[PROBLEM DETAILS]: The records below are to be repeated in full, exactly as they are.

[MATERIAL TO PROCESS]:
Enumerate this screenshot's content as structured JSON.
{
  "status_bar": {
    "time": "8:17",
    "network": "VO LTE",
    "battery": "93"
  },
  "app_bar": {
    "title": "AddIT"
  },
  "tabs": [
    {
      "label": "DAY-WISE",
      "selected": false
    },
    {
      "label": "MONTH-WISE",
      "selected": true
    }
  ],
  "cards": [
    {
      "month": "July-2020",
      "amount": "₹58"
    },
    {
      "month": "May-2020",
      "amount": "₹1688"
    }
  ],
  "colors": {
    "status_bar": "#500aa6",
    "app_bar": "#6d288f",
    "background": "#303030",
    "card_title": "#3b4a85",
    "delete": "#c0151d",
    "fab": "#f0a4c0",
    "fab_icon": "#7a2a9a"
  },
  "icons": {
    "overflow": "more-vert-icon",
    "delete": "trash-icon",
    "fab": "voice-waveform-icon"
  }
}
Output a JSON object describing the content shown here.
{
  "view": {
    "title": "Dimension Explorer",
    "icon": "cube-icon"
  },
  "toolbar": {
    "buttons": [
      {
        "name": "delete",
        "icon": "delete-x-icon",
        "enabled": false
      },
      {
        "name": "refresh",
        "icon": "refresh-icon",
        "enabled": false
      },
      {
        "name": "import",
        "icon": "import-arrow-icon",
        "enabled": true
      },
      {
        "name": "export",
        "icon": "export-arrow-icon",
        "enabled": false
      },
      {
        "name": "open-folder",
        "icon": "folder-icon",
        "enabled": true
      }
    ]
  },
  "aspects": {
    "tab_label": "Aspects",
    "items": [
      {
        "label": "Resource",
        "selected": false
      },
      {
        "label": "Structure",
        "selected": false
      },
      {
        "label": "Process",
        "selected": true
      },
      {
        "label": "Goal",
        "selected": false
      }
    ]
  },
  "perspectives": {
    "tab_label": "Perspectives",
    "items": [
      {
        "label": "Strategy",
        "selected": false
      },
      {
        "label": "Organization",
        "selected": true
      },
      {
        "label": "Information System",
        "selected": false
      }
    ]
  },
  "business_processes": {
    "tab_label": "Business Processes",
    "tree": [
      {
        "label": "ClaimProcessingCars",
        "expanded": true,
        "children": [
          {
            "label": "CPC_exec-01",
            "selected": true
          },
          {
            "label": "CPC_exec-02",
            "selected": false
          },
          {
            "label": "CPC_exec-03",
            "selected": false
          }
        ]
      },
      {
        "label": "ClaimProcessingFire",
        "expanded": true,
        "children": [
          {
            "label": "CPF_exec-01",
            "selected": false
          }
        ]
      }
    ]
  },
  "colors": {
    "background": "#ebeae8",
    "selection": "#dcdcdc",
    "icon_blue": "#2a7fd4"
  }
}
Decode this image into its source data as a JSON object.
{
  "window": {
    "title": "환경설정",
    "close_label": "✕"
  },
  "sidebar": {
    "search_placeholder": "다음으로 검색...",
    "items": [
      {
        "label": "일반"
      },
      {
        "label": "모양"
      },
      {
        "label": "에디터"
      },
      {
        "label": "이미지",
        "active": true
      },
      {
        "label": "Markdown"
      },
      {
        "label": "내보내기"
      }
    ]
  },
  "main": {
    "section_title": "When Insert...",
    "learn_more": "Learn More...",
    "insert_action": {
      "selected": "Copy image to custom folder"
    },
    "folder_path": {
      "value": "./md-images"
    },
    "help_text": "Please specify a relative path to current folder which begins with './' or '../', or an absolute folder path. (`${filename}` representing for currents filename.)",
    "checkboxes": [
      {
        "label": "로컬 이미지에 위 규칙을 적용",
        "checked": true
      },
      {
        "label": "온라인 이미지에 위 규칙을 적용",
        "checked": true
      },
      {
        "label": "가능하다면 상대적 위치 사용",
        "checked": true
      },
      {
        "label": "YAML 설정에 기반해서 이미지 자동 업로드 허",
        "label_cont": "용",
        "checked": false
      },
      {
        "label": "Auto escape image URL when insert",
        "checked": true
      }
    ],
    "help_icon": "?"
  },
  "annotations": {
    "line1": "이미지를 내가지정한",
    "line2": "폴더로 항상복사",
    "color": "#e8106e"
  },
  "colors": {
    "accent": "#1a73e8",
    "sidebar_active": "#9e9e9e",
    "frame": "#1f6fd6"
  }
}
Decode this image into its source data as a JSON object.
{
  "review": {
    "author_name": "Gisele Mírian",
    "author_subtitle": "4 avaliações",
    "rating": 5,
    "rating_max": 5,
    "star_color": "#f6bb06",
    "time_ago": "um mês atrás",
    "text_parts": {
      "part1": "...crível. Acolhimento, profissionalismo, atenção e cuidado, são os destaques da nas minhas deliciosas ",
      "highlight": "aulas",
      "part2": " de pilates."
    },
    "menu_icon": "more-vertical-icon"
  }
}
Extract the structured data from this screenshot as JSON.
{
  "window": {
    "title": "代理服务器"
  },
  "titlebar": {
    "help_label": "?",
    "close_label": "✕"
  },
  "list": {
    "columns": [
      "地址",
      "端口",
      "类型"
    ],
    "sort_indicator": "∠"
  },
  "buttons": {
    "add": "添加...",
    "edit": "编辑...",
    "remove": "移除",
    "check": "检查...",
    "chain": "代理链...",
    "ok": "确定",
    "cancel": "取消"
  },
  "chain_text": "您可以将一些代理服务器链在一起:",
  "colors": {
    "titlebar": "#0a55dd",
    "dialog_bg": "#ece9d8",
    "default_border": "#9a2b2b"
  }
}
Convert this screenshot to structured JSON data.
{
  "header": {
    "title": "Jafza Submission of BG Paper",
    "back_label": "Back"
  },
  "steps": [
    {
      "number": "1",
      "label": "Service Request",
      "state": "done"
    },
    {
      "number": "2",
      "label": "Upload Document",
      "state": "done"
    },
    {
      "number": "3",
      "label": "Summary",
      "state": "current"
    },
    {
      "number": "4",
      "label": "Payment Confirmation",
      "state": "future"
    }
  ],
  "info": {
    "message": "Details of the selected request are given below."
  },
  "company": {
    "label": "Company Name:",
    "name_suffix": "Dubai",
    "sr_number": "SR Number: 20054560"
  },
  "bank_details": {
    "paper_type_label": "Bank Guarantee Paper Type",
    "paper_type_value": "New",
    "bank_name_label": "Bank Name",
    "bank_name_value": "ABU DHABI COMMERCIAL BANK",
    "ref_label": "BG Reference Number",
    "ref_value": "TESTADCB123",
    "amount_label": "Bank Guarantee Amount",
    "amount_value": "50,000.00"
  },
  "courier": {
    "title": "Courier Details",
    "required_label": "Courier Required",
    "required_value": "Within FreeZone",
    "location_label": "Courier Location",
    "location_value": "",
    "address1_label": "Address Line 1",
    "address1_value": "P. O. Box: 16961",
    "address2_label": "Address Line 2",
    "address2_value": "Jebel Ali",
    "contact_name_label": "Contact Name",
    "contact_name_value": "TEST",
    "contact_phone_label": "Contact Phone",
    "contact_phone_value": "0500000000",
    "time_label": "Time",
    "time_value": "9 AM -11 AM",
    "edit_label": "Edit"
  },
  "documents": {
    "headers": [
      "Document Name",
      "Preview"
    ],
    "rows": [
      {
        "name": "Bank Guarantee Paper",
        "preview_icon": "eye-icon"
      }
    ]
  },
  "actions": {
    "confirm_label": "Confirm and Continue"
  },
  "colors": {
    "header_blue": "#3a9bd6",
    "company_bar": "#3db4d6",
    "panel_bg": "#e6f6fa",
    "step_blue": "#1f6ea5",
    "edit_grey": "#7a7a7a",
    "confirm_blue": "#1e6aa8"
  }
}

[RIGHT ANSWER]:
Enumerate this screenshot's content as structured JSON.
{
  "status_bar": {
    "time": "8:17",
    "network": "VO LTE",
    "battery": "93"
  },
  "app_bar": {
    "title": "AddIT"
  },
  "tabs": [
    {
      "label": "DAY-WISE",
      "selected": false
    },
    {
      "label": "MONTH-WISE",
      "selected": true
    }
  ],
  "cards": [
    {
      "month": "July-2020",
      "amount": "₹58"
    },
    {
      "month": "May-2020",
      "amount": "₹1688"
    }
  ],
  "colors": {
    "status_bar": "#500aa6",
    "app_bar": "#6d288f",
    "background": "#303030",
    "card_title": "#3b4a85",
    "delete": "#c0151d",
    "fab": "#f0a4c0",
    "fab_icon": "#7a2a9a"
  },
  "icons": {
    "overflow": "more-vert-icon",
    "delete": "trash-icon",
    "fab": "voice-waveform-icon"
  }
}
Output a JSON object describing the content shown here.
{
  "view": {
    "title": "Dimension Explorer",
    "icon": "cube-icon"
  },
  "toolbar": {
    "buttons": [
      {
        "name": "delete",
        "icon": "delete-x-icon",
        "enabled": false
      },
      {
        "name": "refresh",
        "icon": "refresh-icon",
        "enabled": false
      },
      {
        "name": "import",
        "icon": "import-arrow-icon",
        "enabled": true
      },
      {
        "name": "export",
        "icon": "export-arrow-icon",
        "enabled": false
      },
      {
        "name": "open-folder",
        "icon": "folder-icon",
        "enabled": true
      }
    ]
  },
  "aspects": {
    "tab_label": "Aspects",
    "items": [
      {
        "label": "Resource",
        "selected": false
      },
      {
        "label": "Structure",
        "selected": false
      },
      {
        "label": "Process",
        "selected": true
      },
      {
        "label": "Goal",
        "selected": false
      }
    ]
  },
  "perspectives": {
    "tab_label": "Perspectives",
    "items": [
      {
        "label": "Strategy",
        "selected": false
      },
      {
        "label": "Organization",
        "selected": true
      },
      {
        "label": "Information System",
        "selected": false
      }
    ]
  },
  "business_processes": {
    "tab_label": "Business Processes",
    "tree": [
      {
        "label": "ClaimProcessingCars",
        "expanded": true,
        "children": [
          {
            "label": "CPC_exec-01",
            "selected": true
          },
          {
            "label": "CPC_exec-02",
            "selected": false
          },
          {
            "label": "CPC_exec-03",
            "selected": false
          }
        ]
      },
      {
        "label": "ClaimProcessingFire",
        "expanded": true,
        "children": [
          {
            "label": "CPF_exec-01",
            "selected": false
          }
        ]
      }
    ]
  },
  "colors": {
    "background": "#ebeae8",
    "selection": "#dcdcdc",
    "icon_blue": "#2a7fd4"
  }
}
Decode this image into its source data as a JSON object.
{
  "window": {
    "title": "환경설정",
    "close_label": "✕"
  },
  "sidebar": {
    "search_placeholder": "다음으로 검색...",
    "items": [
      {
        "label": "일반"
      },
      {
        "label": "모양"
      },
      {
        "label": "에디터"
      },
      {
        "label": "이미지",
        "active": true
      },
      {
        "label": "Markdown"
      },
      {
        "label": "내보내기"
      }
    ]
  },
  "main": {
    "section_title": "When Insert...",
    "learn_more": "Learn More...",
    "insert_action": {
      "selected": "Copy image to custom folder"
    },
    "folder_path": {
      "value": "./md-images"
    },
    "help_text": "Please specify a relative path to current folder which begins with './' or '../', or an absolute folder path. (`${filename}` representing for currents filename.)",
    "checkboxes": [
      {
        "label": "로컬 이미지에 위 규칙을 적용",
        "checked": true
      },
      {
        "label": "온라인 이미지에 위 규칙을 적용",
        "checked": true
      },
      {
        "label": "가능하다면 상대적 위치 사용",
        "checked": true
      },
      {
        "label": "YAML 설정에 기반해서 이미지 자동 업로드 허",
        "label_cont": "용",
        "checked": false
      },
      {
        "label": "Auto escape image URL when insert",
        "checked": true
      }
    ],
    "help_icon": "?"
  },
  "annotations": {
    "line1": "이미지를 내가지정한",
    "line2": "폴더로 항상복사",
    "color": "#e8106e"
  },
  "colors": {
    "accent": "#1a73e8",
    "sidebar_active": "#9e9e9e",
    "frame": "#1f6fd6"
  }
}
Decode this image into its source data as a JSON object.
{
  "review": {
    "author_name": "Gisele Mírian",
    "author_subtitle": "4 avaliações",
    "rating": 5,
    "rating_max": 5,
    "star_color": "#f6bb06",
    "time_ago": "um mês atrás",
    "text_parts": {
      "part1": "...crível. Acolhimento, profissionalismo, atenção e cuidado, são os destaques da nas minhas deliciosas ",
      "highlight": "aulas",
      "part2": " de pilates."
    },
    "menu_icon": "more-vertical-icon"
  }
}
Extract the structured data from this screenshot as JSON.
{
  "window": {
    "title": "代理服务器"
  },
  "titlebar": {
    "help_label": "?",
    "close_label": "✕"
  },
  "list": {
    "columns": [
      "地址",
      "端口",
      "类型"
    ],
    "sort_indicator": "∠"
  },
  "buttons": {
    "add": "添加...",
    "edit": "编辑...",
    "remove": "移除",
    "check": "检查...",
    "chain": "代理链...",
    "ok": "确定",
    "cancel": "取消"
  },
  "chain_text": "您可以将一些代理服务器链在一起:",
  "colors": {
    "titlebar": "#0a55dd",
    "dialog_bg": "#ece9d8",
    "default_border": "#9a2b2b"
  }
}
Convert this screenshot to structured JSON data.
{
  "header": {
    "title": "Jafza Submission of BG Paper",
    "back_label": "Back"
  },
  "steps": [
    {
      "number": "1",
      "label": "Service Request",
      "state": "done"
    },
    {
      "number": "2",
      "label": "Upload Document",
      "state": "done"
    },
    {
      "number": "3",
      "label": "Summary",
      "state": "current"
    },
    {
      "number": "4",
      "label": "Payment Confirmation",
      "state": "future"
    }
  ],
  "info": {
    "message": "Details of the selected request are given below."
  },
  "company": {
    "label": "Company Name:",
    "name_suffix": "Dubai",
    "sr_number": "SR Number: 20054560"
  },
  "bank_details": {
    "paper_type_label": "Bank Guarantee Paper Type",
    "paper_type_value": "New",
    "bank_name_label": "Bank Name",
    "bank_name_value": "ABU DHABI COMMERCIAL BANK",
    "ref_label": "BG Reference Number",
    "ref_value": "TESTADCB123",
    "amount_label": "Bank Guarantee Amount",
    "amount_value": "50,000.00"
  },
  "courier": {
    "title": "Courier Details",
    "required_label": "Courier Required",
    "required_value": "Within FreeZone",
    "location_label": "Courier Location",
    "location_value": "",
    "address1_label": "Address Line 1",
    "address1_value": "P. O. Box: 16961",
    "address2_label": "Address Line 2",
    "address2_value": "Jebel Ali",
    "contact_name_label": "Contact Name",
    "contact_name_value": "TEST",
    "contact_phone_label": "Contact Phone",
    "contact_phone_value": "0500000000",
    "time_label": "Time",
    "time_value": "9 AM -11 AM",
    "edit_label": "Edit"
  },
  "documents": {
    "headers": [
      "Document Name",
      "Preview"
    ],
    "rows": [
      {
        "name": "Bank Guarantee Paper",
        "preview_icon": "eye-icon"
      }
    ]
  },
  "actions": {
    "confirm_label": "Confirm and Continue"
  },
  "colors": {
    "header_blue": "#3a9bd6",
    "company_bar": "#3db4d6",
    "panel_bg": "#e6f6fa",
    "step_blue": "#1f6ea5",
    "edit_grey": "#7a7a7a",
    "confirm_blue": "#1e6aa8"
  }
}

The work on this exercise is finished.